▶ **REQUEST**:
Reproduce each line of the listing exactly.

========================================

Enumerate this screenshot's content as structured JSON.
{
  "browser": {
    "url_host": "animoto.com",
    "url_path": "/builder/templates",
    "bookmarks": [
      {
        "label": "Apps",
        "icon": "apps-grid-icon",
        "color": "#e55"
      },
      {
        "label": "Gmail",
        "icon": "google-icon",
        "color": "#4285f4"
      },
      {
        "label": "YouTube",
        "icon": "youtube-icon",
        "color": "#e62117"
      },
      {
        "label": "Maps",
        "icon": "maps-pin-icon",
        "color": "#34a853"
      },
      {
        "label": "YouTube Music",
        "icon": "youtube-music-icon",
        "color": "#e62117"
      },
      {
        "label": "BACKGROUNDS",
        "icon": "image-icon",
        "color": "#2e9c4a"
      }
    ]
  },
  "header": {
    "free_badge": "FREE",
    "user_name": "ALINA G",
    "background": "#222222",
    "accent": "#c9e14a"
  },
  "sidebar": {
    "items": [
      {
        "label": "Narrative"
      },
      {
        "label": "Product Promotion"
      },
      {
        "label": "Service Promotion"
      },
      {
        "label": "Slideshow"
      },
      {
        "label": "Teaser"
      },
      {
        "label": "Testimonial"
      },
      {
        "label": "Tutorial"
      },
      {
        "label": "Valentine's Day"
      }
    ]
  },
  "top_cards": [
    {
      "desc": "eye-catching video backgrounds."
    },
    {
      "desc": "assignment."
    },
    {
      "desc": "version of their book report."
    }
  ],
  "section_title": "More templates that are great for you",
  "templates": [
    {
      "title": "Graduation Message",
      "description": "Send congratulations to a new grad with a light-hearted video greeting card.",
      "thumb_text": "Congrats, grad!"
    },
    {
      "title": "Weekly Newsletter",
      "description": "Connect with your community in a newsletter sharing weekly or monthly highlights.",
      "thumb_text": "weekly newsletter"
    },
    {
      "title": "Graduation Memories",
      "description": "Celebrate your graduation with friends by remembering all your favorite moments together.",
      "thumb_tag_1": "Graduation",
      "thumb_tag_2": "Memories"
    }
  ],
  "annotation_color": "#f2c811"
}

========================================

▶ **EXPECTED ANSWER**:
Enumerate this screenshot's content as structured JSON.
{
  "browser": {
    "url_host": "animoto.com",
    "url_path": "/builder/templates",
    "bookmarks": [
      {
        "label": "Apps",
        "icon": "apps-grid-icon",
        "color": "#e55"
      },
      {
        "label": "Gmail",
        "icon": "google-icon",
        "color": "#4285f4"
      },
      {
        "label": "YouTube",
        "icon": "youtube-icon",
        "color": "#e62117"
      },
      {
        "label": "Maps",
        "icon": "maps-pin-icon",
        "color": "#34a853"
      },
      {
        "label": "YouTube Music",
        "icon": "youtube-music-icon",
        "color": "#e62117"
      },
      {
        "label": "BACKGROUNDS",
        "icon": "image-icon",
        "color": "#2e9c4a"
      }
    ]
  },
  "header": {
    "free_badge": "FREE",
    "user_name": "ALINA G",
    "background": "#222222",
    "accent": "#c9e14a"
  },
  "sidebar": {
    "items": [
      {
        "label": "Narrative"
      },
      {
        "label": "Product Promotion"
      },
      {
        "label": "Service Promotion"
      },
      {
        "label": "Slideshow"
      },
      {
        "label": "Teaser"
      },
      {
        "label": "Testimonial"
      },
      {
        "label": "Tutorial"
      },
      {
        "label": "Valentine's Day"
      }
    ]
  },
  "top_cards": [
    {
      "desc": "eye-catching video backgrounds."
    },
    {
      "desc": "assignment."
    },
    {
      "desc": "version of their book report."
    }
  ],
  "section_title": "More templates that are great for you",
  "templates": [
    {
      "title": "Graduation Message",
      "description": "Send congratulations to a new grad with a light-hearted video greeting card.",
      "thumb_text": "Congrats, grad!"
    },
    {
      "title": "Weekly Newsletter",
      "description": "Connect with your community in a newsletter sharing weekly or monthly highlights.",
      "thumb_text": "weekly newsletter"
    },
    {
      "title": "Graduation Memories",
      "description": "Celebrate your graduation with friends by remembering all your favorite moments together.",
      "thumb_tag_1": "Graduation",
      "thumb_tag_2": "Memories"
    }
  ],
  "annotation_color": "#f2c811"
}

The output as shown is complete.